=== DO THIS ===
In the entries below, count every line containing "contrôle". Return the number and nothing else.

=== EXTRACTED ENTRIES ===
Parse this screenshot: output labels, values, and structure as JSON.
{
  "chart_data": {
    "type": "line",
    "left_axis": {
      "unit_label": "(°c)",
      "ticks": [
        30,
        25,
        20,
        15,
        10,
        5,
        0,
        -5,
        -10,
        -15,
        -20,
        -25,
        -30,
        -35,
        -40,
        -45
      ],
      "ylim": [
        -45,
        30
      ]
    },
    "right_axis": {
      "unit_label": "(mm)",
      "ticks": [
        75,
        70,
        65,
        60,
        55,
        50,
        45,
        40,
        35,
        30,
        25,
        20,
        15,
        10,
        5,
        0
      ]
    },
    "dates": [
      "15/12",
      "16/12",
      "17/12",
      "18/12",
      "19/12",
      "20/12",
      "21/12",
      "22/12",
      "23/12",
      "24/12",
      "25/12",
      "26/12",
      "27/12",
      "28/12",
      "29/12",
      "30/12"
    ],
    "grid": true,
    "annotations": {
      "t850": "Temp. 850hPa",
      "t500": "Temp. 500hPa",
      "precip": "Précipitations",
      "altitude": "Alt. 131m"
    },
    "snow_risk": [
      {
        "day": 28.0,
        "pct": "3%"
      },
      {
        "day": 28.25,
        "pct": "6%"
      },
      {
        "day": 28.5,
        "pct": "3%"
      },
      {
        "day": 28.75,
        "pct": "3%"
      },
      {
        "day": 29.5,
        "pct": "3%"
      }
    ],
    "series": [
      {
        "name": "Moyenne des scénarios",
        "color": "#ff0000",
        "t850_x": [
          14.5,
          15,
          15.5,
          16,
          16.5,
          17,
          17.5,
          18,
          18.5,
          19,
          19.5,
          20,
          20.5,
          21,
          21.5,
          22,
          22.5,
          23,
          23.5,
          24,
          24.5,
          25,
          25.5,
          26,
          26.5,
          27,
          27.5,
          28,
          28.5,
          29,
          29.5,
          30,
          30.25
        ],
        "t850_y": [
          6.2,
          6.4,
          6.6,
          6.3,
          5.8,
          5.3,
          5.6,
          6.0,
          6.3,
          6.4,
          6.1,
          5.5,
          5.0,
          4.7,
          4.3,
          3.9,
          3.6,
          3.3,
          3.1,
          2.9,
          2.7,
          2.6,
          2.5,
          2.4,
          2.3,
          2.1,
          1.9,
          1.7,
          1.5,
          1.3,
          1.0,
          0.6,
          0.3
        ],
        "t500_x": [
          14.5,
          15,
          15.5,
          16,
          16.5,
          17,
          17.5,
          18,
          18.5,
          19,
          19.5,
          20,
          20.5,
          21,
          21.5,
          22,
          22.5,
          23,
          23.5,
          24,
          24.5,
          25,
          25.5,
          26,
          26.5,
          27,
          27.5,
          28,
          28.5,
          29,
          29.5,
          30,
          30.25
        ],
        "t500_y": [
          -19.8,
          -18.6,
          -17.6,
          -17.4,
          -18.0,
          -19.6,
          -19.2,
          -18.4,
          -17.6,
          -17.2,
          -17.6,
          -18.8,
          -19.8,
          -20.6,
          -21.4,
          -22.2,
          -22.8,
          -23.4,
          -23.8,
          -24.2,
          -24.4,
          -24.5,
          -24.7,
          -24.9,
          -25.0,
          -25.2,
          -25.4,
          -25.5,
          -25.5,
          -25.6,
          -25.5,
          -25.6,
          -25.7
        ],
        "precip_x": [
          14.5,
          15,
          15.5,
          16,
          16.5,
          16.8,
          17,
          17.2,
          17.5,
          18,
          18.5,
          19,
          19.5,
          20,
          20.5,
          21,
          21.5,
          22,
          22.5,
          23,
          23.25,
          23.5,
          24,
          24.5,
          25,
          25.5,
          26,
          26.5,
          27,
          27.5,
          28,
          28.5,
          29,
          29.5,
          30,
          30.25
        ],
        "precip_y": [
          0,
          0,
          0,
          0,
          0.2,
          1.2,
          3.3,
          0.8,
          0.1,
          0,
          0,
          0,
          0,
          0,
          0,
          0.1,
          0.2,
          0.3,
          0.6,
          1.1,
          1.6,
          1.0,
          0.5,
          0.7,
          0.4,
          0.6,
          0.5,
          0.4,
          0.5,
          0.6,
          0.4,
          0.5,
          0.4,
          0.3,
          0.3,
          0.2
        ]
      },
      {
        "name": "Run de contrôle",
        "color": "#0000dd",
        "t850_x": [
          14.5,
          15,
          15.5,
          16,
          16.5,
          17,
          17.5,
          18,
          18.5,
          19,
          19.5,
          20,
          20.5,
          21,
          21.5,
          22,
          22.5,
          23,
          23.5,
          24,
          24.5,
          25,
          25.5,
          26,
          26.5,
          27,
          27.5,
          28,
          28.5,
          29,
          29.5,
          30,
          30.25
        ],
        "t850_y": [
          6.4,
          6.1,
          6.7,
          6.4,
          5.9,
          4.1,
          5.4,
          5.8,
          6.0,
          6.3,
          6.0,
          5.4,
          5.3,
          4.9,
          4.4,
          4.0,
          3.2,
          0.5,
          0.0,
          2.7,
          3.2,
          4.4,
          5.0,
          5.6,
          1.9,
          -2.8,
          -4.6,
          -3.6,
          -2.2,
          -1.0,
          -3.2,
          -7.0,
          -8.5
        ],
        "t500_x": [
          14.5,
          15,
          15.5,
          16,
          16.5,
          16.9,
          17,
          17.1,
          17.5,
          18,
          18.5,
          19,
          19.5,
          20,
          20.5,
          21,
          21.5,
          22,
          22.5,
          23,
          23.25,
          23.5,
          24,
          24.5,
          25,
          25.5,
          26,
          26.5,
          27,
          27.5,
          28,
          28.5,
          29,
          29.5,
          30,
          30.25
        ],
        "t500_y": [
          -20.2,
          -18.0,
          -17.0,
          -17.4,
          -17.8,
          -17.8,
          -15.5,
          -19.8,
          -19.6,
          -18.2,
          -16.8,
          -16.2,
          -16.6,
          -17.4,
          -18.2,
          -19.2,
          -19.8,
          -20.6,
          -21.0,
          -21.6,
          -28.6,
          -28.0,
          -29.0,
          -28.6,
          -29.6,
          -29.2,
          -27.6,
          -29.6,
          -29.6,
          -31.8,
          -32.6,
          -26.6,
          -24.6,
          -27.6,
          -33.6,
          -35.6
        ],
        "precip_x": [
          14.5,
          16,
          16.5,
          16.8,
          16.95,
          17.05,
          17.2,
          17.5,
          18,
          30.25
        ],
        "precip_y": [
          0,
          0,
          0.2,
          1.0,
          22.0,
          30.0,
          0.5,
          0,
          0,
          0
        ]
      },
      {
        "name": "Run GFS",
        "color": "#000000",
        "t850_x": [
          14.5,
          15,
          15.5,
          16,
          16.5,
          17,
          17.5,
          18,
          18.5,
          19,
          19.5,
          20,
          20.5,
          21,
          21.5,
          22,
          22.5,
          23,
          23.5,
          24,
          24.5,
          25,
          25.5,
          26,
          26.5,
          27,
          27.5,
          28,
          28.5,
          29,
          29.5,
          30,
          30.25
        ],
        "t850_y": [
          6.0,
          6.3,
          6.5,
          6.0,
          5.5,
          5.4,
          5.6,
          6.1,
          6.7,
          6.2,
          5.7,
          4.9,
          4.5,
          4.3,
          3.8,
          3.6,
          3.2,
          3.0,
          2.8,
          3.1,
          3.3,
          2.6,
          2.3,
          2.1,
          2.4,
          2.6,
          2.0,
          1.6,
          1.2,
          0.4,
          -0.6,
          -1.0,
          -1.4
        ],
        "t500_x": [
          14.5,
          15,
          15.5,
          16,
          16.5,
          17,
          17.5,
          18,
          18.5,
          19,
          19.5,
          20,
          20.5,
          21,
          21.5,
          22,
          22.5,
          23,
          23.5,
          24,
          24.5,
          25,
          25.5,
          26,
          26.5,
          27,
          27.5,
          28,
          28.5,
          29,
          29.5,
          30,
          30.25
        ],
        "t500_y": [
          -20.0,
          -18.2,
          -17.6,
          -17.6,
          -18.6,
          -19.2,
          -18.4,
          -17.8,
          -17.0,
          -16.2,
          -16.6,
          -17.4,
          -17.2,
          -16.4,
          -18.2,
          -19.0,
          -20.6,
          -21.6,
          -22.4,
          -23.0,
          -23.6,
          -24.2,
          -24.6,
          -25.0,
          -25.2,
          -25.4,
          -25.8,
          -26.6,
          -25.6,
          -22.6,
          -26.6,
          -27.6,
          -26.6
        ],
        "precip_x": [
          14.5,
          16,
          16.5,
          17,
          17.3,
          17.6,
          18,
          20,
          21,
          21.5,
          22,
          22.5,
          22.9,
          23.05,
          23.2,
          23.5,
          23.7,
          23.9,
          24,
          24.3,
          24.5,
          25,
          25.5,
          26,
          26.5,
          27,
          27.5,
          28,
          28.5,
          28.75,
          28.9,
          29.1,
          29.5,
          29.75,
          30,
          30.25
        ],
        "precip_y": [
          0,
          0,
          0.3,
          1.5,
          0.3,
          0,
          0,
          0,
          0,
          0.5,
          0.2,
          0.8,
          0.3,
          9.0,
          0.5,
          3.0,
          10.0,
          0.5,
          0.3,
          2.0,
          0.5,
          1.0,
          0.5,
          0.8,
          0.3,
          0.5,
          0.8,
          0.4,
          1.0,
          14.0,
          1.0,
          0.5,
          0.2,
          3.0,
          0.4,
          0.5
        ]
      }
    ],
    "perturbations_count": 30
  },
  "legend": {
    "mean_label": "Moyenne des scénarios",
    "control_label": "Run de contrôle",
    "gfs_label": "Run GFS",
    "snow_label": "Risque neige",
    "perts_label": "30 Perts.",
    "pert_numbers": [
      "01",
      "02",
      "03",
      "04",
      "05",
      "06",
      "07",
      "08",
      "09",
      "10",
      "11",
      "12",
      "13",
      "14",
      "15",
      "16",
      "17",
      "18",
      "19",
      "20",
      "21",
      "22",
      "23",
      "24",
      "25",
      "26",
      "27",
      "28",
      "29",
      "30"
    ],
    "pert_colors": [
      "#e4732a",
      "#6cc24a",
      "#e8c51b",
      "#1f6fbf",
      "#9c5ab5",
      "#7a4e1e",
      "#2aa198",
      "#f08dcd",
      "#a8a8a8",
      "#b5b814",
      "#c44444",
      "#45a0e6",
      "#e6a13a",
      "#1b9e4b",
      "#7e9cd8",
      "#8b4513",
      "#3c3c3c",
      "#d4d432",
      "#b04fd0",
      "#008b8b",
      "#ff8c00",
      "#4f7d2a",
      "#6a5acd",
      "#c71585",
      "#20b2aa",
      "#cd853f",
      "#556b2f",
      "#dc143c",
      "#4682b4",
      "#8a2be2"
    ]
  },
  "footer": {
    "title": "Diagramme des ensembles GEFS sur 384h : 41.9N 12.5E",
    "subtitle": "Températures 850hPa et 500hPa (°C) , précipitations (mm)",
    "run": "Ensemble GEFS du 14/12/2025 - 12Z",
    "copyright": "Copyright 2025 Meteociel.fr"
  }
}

=== THE RESULT ===
2